INSTRUCTIONS TO FOLLOW: Extract each line where the string "Integrated" shows up.

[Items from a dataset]

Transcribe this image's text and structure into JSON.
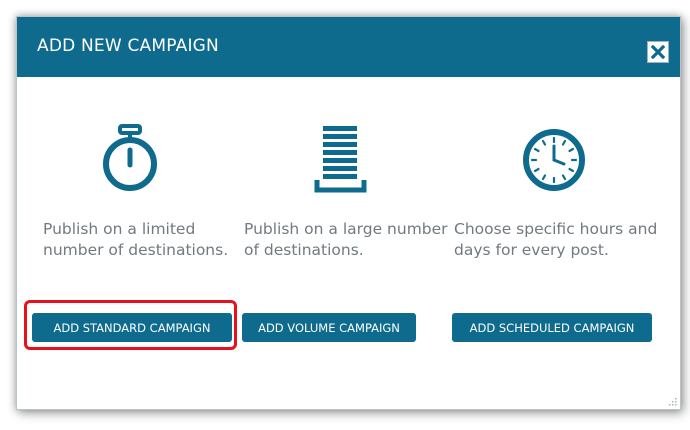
{
  "dialog": {
    "title": "ADD NEW CAMPAIGN",
    "close_icon": "close-icon"
  },
  "options": [
    {
      "icon": "stopwatch-icon",
      "description": "Publish on a limited number of destinations.",
      "button_label": "ADD STANDARD CAMPAIGN"
    },
    {
      "icon": "volume-stack-icon",
      "description": "Publish on a large number of destinations.",
      "button_label": "ADD VOLUME CAMPAIGN"
    },
    {
      "icon": "clock-icon",
      "description": "Choose specific hours and days for every post.",
      "button_label": "ADD SCHEDULED CAMPAIGN"
    }
  ],
  "colors": {
    "header": "#0e6b8e",
    "button": "#0e6b8e",
    "text": "#717a80",
    "highlight": "#e8101a"
  }
}
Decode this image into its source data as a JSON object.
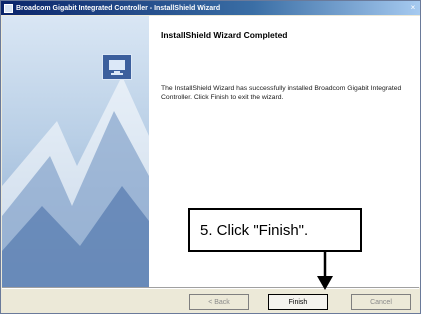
{
  "window": {
    "title": "Broadcom Gigabit Integrated Controller - InstallShield Wizard",
    "close_glyph": "×"
  },
  "content": {
    "heading": "InstallShield Wizard Completed",
    "body": "The InstallShield Wizard has successfully installed Broadcom Gigabit Integrated Controller. Click Finish to exit the wizard."
  },
  "buttons": {
    "back": "< Back",
    "finish": "Finish",
    "cancel": "Cancel"
  },
  "annotation": {
    "text": "5. Click \"Finish\"."
  },
  "icons": {
    "app": "installer-icon",
    "logo": "computer-logo-icon",
    "close": "close-icon",
    "pointer": "down-arrow-icon"
  }
}
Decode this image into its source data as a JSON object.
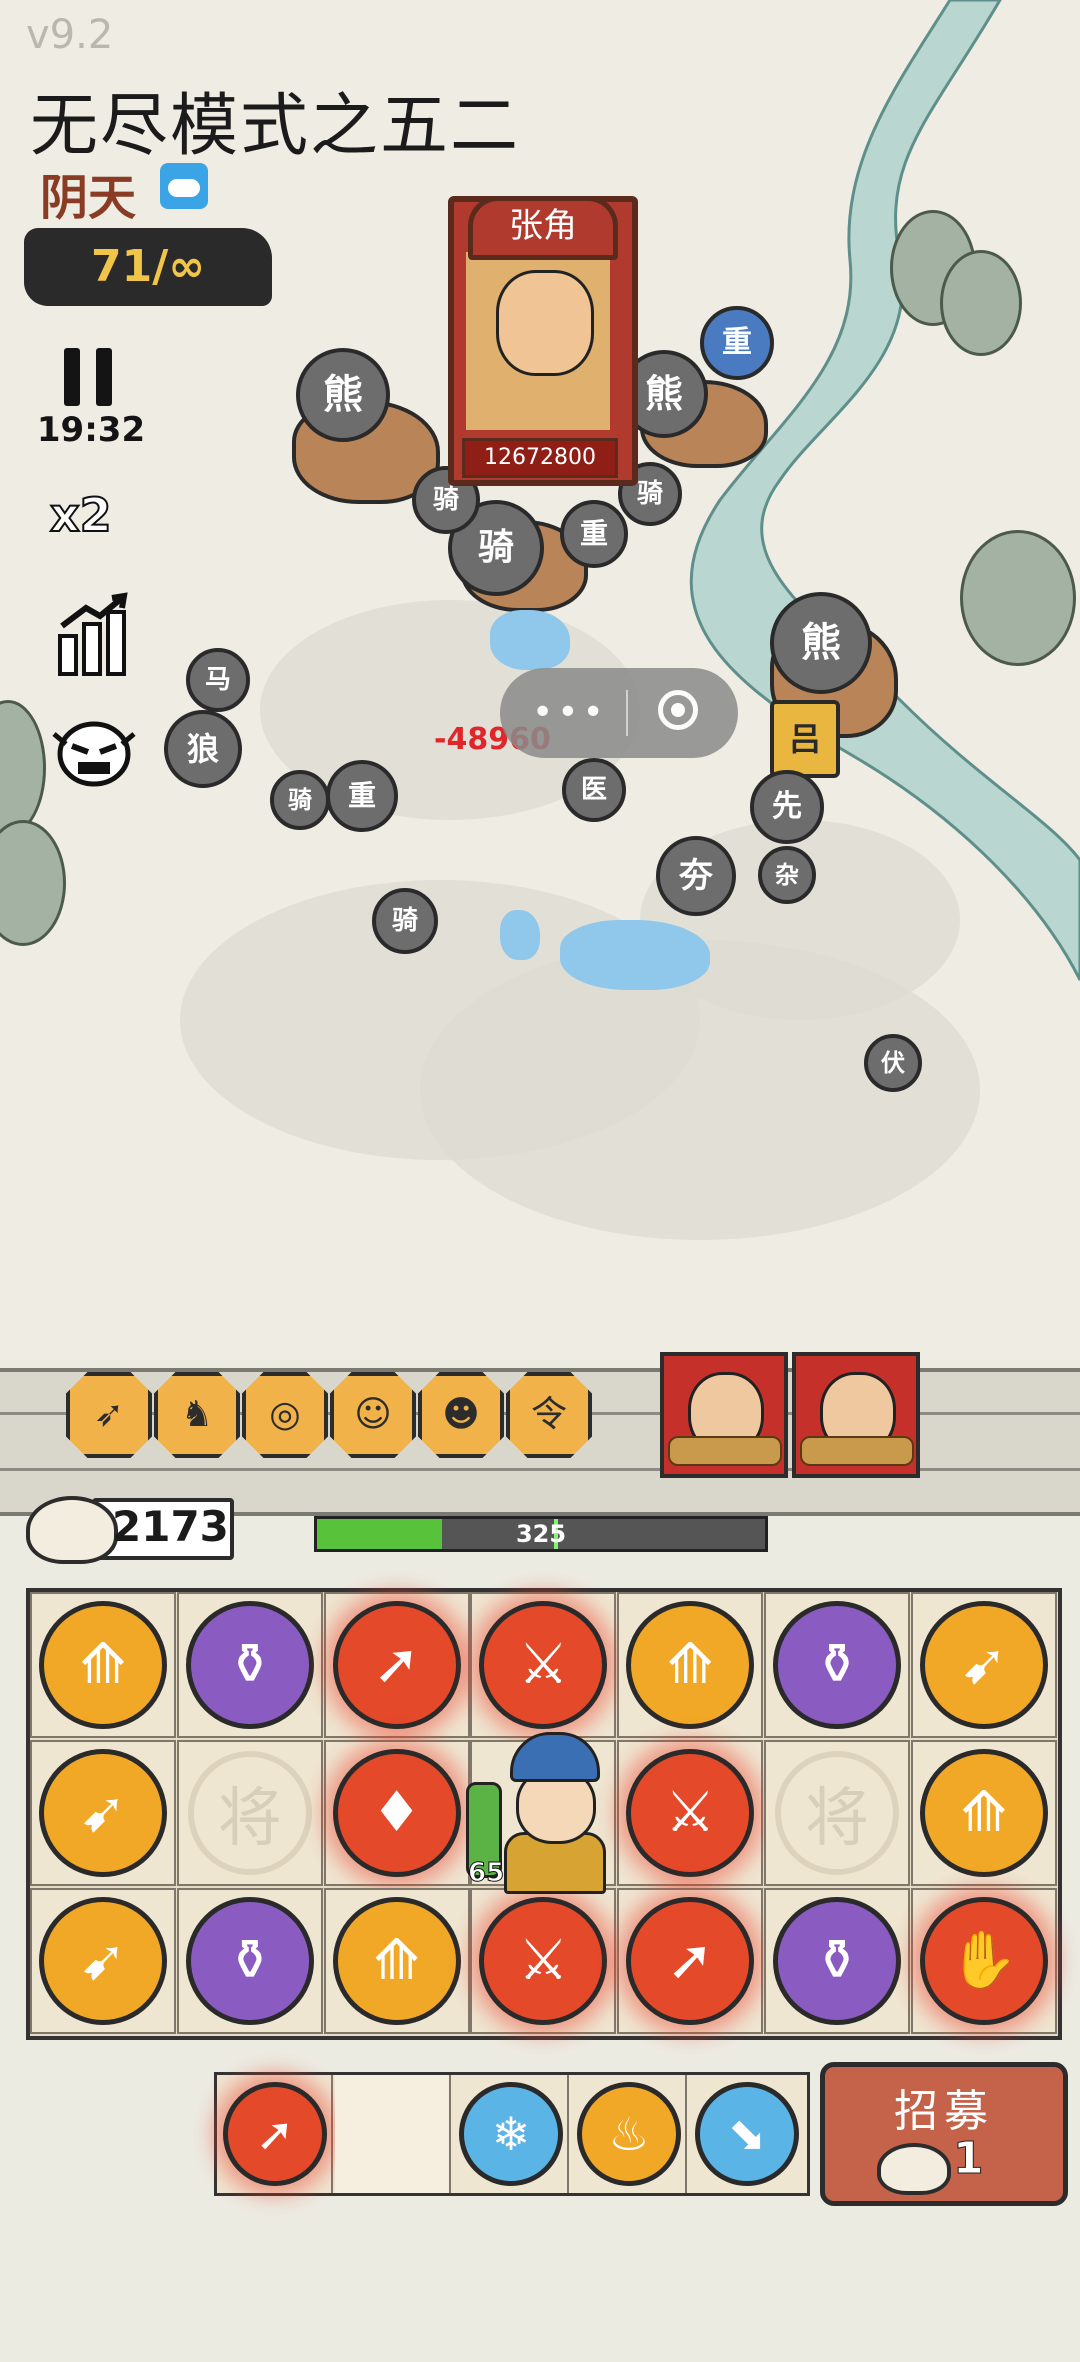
{
  "hud": {
    "version": "v9.2",
    "mode_title": "无尽模式之五二",
    "weather": "阴天",
    "weather_icon": "cloud-icon",
    "wave": "71/∞",
    "timer": "19:32",
    "speed": "x2",
    "pause_icon": "pause-icon",
    "stats_icon": "upgrade-chart-icon",
    "skull_icon": "angry-face-icon"
  },
  "battle": {
    "boss_name": "张角",
    "boss_hp": "12672800",
    "damage_popup": "-48960",
    "unit_labels": [
      "熊",
      "熊",
      "熊",
      "熊",
      "重",
      "重",
      "重",
      "骑",
      "骑",
      "骑",
      "骑",
      "骑",
      "狼",
      "马",
      "吕",
      "医",
      "先",
      "夯",
      "杂",
      "伏",
      "熊"
    ]
  },
  "miniprogram_capsule": {
    "dots": "•••"
  },
  "wall": {
    "buff_icons": [
      "arrows-icon",
      "horse-icon",
      "scroll-icon",
      "general-icon",
      "maiden-icon",
      "token-icon"
    ],
    "buff_glyphs": [
      "➶",
      "♞",
      "◎",
      "☺",
      "☻",
      "令"
    ],
    "captives": [
      "captive-farmer",
      "captive-swordsman"
    ]
  },
  "resources": {
    "buns": "2173",
    "wall_hp": "325",
    "wall_hp_fraction": 0.28
  },
  "board": {
    "rows": [
      [
        "triple-arrow-yellow",
        "jar-purple",
        "arrow-red",
        "sword-red",
        "triple-arrow-yellow",
        "jar-purple",
        "fire-arrow-yellow"
      ],
      [
        "fire-arrow-yellow",
        "general-slot",
        "crystal-red",
        "hero",
        "sword-purple-red",
        "general-slot",
        "triple-arrow-yellow"
      ],
      [
        "fire-arrow-yellow",
        "jar-purple",
        "triple-arrow-yellow",
        "sword-red",
        "arrow-red",
        "jar-purple",
        "hand-red"
      ]
    ],
    "general_slot_label": "将",
    "hero_level": "65"
  },
  "bench": {
    "items": [
      "arrow-red",
      "empty",
      "ice-blue",
      "flame-yellow",
      "boot-blue"
    ]
  },
  "recruit": {
    "label": "招募",
    "cost": "1"
  }
}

OUTPUT FOR THIS EXERCISE:
    "title": "Broadcom Gigabit Integrated Controller - InstallShield Wizard",
    "body": "The InstallShield Wizard has successfully installed Broadcom Gigabit Integrated Controller. Click Finish to exit the wizard."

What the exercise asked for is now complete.